Provided records
:::::

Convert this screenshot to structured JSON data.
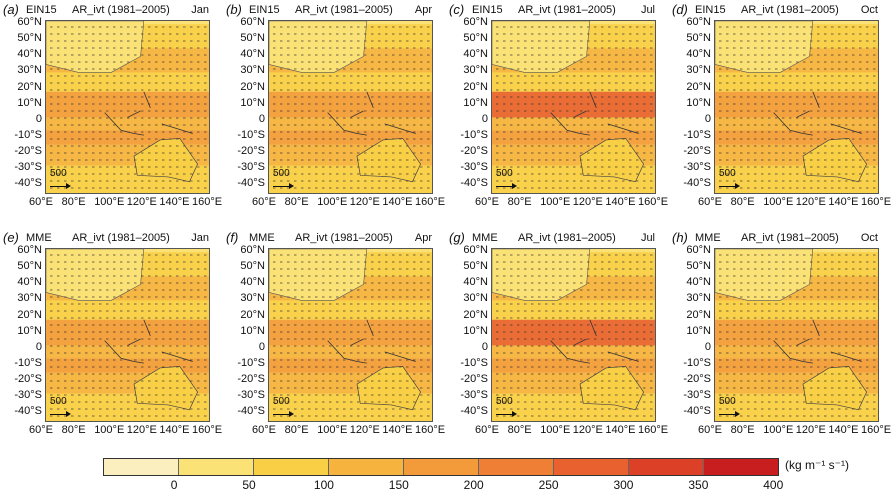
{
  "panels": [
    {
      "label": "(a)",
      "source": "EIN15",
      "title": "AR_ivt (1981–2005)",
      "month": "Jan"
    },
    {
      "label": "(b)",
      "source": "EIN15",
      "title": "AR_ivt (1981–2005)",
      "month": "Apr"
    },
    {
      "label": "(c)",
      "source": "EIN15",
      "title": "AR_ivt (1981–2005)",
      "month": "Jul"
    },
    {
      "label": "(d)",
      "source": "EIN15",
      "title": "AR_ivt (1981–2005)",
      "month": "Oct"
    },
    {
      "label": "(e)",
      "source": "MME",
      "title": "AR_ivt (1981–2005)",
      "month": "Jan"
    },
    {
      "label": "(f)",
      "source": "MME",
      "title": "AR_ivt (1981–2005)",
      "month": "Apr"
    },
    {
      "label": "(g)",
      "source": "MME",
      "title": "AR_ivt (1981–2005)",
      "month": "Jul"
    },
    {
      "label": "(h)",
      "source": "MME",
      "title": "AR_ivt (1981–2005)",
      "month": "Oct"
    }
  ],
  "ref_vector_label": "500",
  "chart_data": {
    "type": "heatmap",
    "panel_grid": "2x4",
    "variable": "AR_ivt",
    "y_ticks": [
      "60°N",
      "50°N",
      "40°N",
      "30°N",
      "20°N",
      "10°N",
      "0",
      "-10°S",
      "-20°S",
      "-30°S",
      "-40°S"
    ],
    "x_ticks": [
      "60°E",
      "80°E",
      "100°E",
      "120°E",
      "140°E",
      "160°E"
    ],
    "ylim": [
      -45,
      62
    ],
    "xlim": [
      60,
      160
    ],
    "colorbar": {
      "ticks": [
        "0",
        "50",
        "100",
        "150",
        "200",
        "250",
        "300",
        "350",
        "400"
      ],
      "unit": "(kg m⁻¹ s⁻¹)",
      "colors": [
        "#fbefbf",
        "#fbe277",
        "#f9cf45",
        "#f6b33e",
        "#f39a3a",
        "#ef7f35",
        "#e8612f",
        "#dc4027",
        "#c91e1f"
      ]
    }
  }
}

:::::

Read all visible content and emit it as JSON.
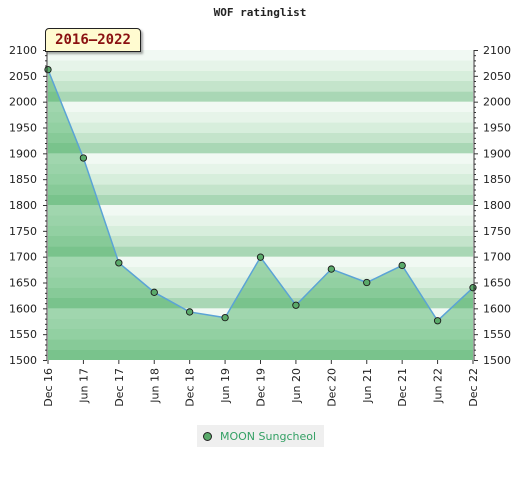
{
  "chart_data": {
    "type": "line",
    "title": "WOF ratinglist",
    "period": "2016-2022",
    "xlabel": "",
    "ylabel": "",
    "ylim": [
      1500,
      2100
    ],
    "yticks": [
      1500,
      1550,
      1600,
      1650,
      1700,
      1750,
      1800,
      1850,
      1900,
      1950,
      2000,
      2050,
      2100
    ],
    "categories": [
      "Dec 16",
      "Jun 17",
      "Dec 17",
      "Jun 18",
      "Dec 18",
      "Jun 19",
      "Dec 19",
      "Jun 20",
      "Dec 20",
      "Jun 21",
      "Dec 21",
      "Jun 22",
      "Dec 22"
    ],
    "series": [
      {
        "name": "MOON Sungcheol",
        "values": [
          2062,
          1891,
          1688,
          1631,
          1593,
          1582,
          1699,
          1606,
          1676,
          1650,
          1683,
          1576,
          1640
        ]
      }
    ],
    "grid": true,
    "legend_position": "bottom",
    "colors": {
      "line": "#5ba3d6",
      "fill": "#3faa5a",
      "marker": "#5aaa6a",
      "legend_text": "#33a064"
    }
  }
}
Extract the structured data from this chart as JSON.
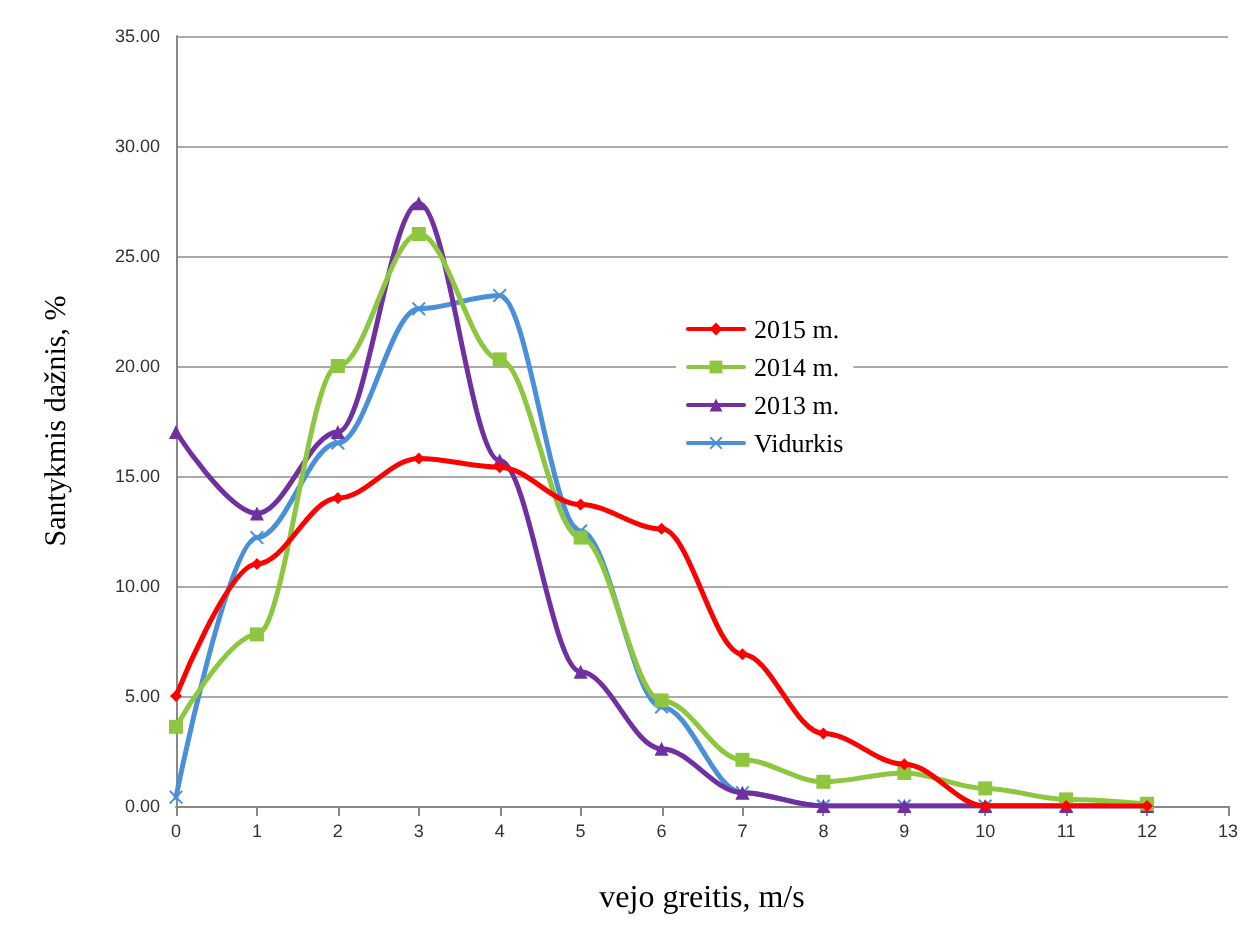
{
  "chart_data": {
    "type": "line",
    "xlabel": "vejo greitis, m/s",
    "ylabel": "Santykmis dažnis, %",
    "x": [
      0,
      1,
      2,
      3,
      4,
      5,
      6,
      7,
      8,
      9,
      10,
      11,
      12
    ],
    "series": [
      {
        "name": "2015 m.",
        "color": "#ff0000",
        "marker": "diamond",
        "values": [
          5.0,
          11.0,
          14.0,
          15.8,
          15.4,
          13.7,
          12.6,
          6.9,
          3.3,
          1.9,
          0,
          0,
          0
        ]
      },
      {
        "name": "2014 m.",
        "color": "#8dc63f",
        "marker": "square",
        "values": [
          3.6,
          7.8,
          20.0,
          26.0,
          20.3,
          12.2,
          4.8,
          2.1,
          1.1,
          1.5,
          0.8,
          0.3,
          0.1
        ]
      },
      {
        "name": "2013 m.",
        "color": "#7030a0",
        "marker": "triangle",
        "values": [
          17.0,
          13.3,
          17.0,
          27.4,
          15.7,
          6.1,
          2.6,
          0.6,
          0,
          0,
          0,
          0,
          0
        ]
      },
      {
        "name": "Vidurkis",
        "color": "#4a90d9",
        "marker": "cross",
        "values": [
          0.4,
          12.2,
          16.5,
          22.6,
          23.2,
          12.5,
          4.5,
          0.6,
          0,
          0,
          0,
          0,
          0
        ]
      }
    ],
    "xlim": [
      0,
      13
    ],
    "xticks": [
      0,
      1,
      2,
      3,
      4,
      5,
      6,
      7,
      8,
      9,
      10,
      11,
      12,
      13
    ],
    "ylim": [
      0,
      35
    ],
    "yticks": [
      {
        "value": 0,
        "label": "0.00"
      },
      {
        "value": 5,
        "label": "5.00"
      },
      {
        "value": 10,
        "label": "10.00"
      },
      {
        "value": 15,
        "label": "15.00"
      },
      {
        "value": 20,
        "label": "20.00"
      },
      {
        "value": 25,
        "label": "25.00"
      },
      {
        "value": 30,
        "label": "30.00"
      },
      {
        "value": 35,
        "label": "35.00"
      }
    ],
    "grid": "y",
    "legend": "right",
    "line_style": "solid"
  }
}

:::::

Written exercise
Scan the material above for the string "name" and report each line where you find it.

Reply to the task
        "name": "MOON Sungcheol",
        "name": "2015 m.",
        "name": "2014 m.",
        "name": "2013 m.",
        "name": "Vidurkis",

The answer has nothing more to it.